== PROVIDED DATA ==

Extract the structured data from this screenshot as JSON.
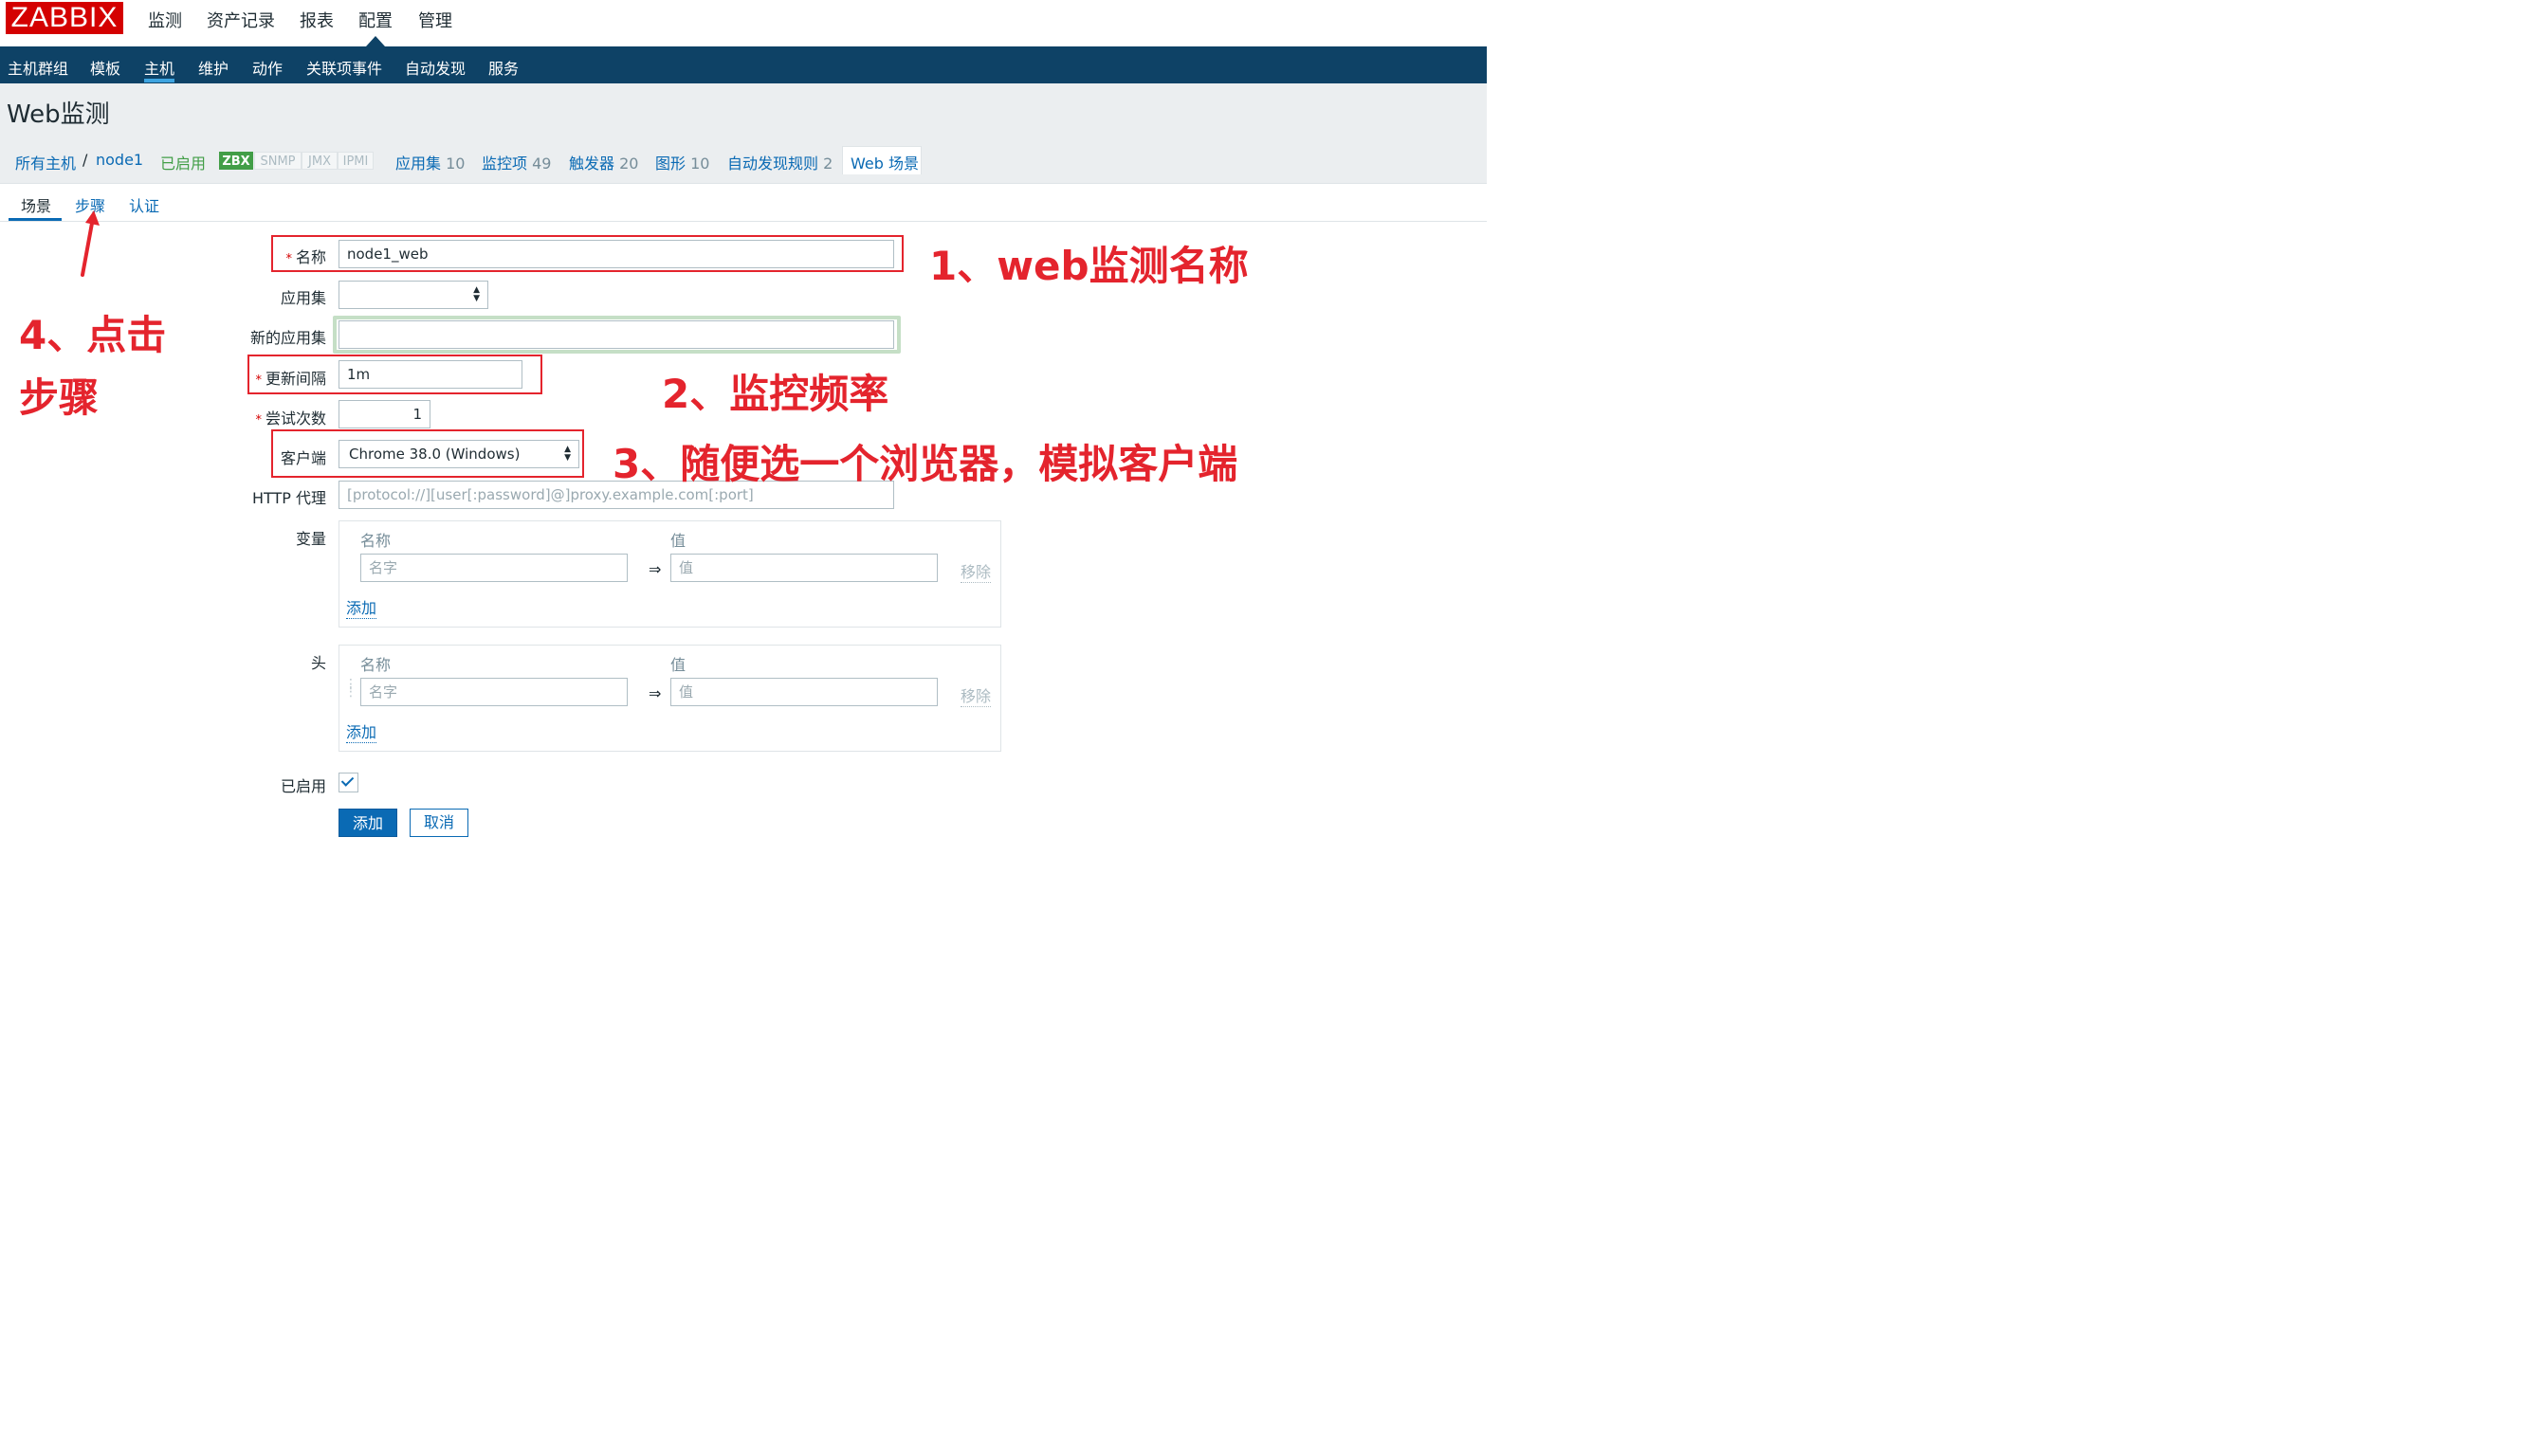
{
  "header": {
    "logo": "ZABBIX",
    "main_menu": [
      "监测",
      "资产记录",
      "报表",
      "配置",
      "管理"
    ],
    "active_main": "配置",
    "sub_menu": [
      "主机群组",
      "模板",
      "主机",
      "维护",
      "动作",
      "关联项事件",
      "自动发现",
      "服务"
    ],
    "active_sub": "主机"
  },
  "page": {
    "title": "Web监测"
  },
  "host_nav": {
    "all_hosts": "所有主机",
    "separator": "/",
    "host": "node1",
    "status": "已启用",
    "availability": [
      "ZBX",
      "SNMP",
      "JMX",
      "IPMI"
    ],
    "links": [
      {
        "label": "应用集",
        "count": "10"
      },
      {
        "label": "监控项",
        "count": "49"
      },
      {
        "label": "触发器",
        "count": "20"
      },
      {
        "label": "图形",
        "count": "10"
      },
      {
        "label": "自动发现规则",
        "count": "2"
      }
    ],
    "active_tab": "Web 场景"
  },
  "form_tabs": [
    "场景",
    "步骤",
    "认证"
  ],
  "form": {
    "name": {
      "label": "名称",
      "value": "node1_web"
    },
    "application": {
      "label": "应用集",
      "value": ""
    },
    "new_application": {
      "label": "新的应用集",
      "value": ""
    },
    "update_interval": {
      "label": "更新间隔",
      "value": "1m"
    },
    "attempts": {
      "label": "尝试次数",
      "value": "1"
    },
    "agent": {
      "label": "客户端",
      "value": "Chrome 38.0 (Windows)"
    },
    "http_proxy": {
      "label": "HTTP 代理",
      "placeholder": "[protocol://][user[:password]@]proxy.example.com[:port]"
    },
    "variables": {
      "label": "变量",
      "col_name": "名称",
      "col_value": "值",
      "name_placeholder": "名字",
      "value_placeholder": "值",
      "arrow": "⇒",
      "remove": "移除",
      "add": "添加"
    },
    "headers": {
      "label": "头",
      "col_name": "名称",
      "col_value": "值",
      "name_placeholder": "名字",
      "value_placeholder": "值",
      "arrow": "⇒",
      "remove": "移除",
      "add": "添加"
    },
    "enabled": {
      "label": "已启用",
      "checked": true
    },
    "buttons": {
      "add": "添加",
      "cancel": "取消"
    }
  },
  "annotations": {
    "a1": "1、web监测名称",
    "a2": "2、监控频率",
    "a3": "3、随便选一个浏览器，模拟客户端",
    "a4_line1": "4、点击",
    "a4_line2": "步骤"
  },
  "colors": {
    "logo_red": "#d40000",
    "nav_blue": "#0e4266",
    "link_blue": "#0a6ab4",
    "enabled_green": "#429e47",
    "annotation_red": "#e4242d"
  }
}
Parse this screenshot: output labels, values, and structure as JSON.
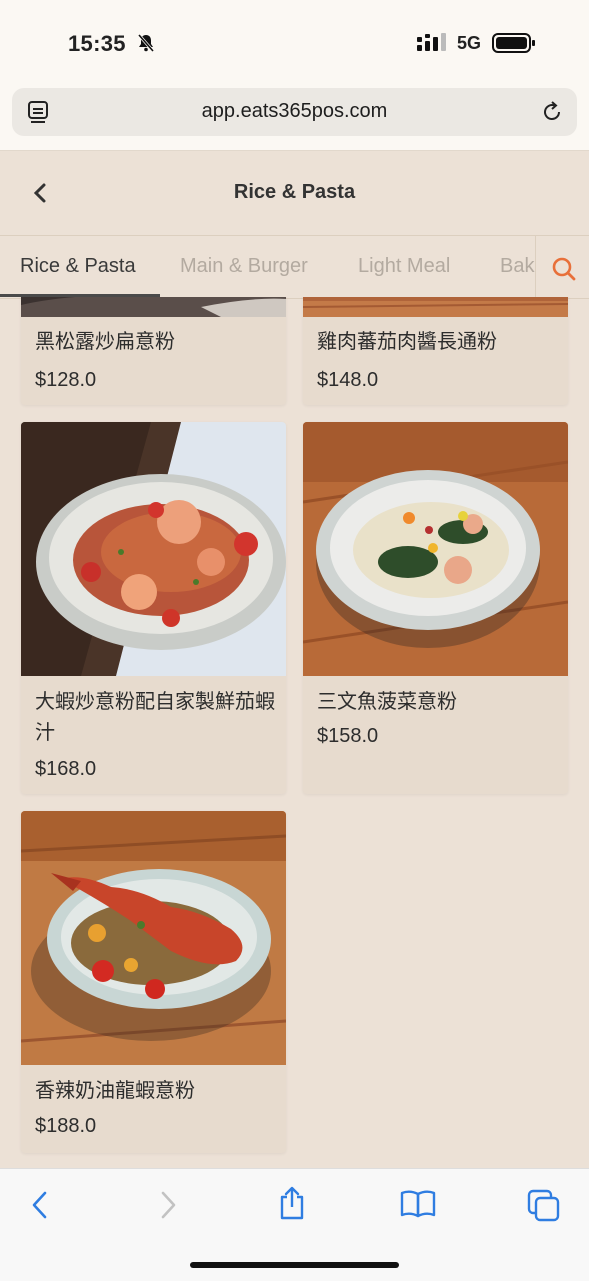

===

PROBLEM TO SOLVE
Quote everything in the listing above exactly; pictures are the only thing to omit.

EXERCISE RESULT
Extract the structured data from this screenshot as JSON.
{
  "header": {
    "logo": "ZABBIX",
    "main_menu": [
      "监测",
      "资产记录",
      "报表",
      "配置",
      "管理"
    ],
    "active_main": "配置",
    "sub_menu": [
      "主机群组",
      "模板",
      "主机",
      "维护",
      "动作",
      "关联项事件",
      "自动发现",
      "服务"
    ],
    "active_sub": "主机"
  },
  "page": {
    "title": "Web监测"
  },
  "host_nav": {
    "all_hosts": "所有主机",
    "separator": "/",
    "host": "node1",
    "status": "已启用",
    "availability": [
      "ZBX",
      "SNMP",
      "JMX",
      "IPMI"
    ],
    "links": [
      {
        "label": "应用集",
        "count": "10"
      },
      {
        "label": "监控项",
        "count": "49"
      },
      {
        "label": "触发器",
        "count": "20"
      },
      {
        "label": "图形",
        "count": "10"
      },
      {
        "label": "自动发现规则",
        "count": "2"
      }
    ],
    "active_tab": "Web 场景"
  },
  "form_tabs": [
    "场景",
    "步骤",
    "认证"
  ],
  "form": {
    "name": {
      "label": "名称",
      "value": "node1_web"
    },
    "application": {
      "label": "应用集",
      "value": ""
    },
    "new_application": {
      "label": "新的应用集",
      "value": ""
    },
    "update_interval": {
      "label": "更新间隔",
      "value": "1m"
    },
    "attempts": {
      "label": "尝试次数",
      "value": "1"
    },
    "agent": {
      "label": "客户端",
      "value": "Chrome 38.0 (Windows)"
    },
    "http_proxy": {
      "label": "HTTP 代理",
      "placeholder": "[protocol://][user[:password]@]proxy.example.com[:port]"
    },
    "variables": {
      "label": "变量",
      "col_name": "名称",
      "col_value": "值",
      "name_placeholder": "名字",
      "value_placeholder": "值",
      "arrow": "⇒",
      "remove": "移除",
      "add": "添加"
    },
    "headers": {
      "label": "头",
      "col_name": "名称",
      "col_value": "值",
      "name_placeholder": "名字",
      "value_placeholder": "值",
      "arrow": "⇒",
      "remove": "移除",
      "add": "添加"
    },
    "enabled": {
      "label": "已启用",
      "checked": true
    },
    "buttons": {
      "add": "添加",
      "cancel": "取消"
    }
  },
  "annotations": {
    "a1": "1、web监测名称",
    "a2": "2、监控频率",
    "a3": "3、随便选一个浏览器，模拟客户端",
    "a4_line1": "4、点击",
    "a4_line2": "步骤"
  },
  "colors": {
    "logo_red": "#d40000",
    "nav_blue": "#0e4266",
    "link_blue": "#0a6ab4",
    "enabled_green": "#429e47",
    "annotation_red": "#e4242d"
  }
}
Parse this screenshot: output labels, values, and structure as JSON.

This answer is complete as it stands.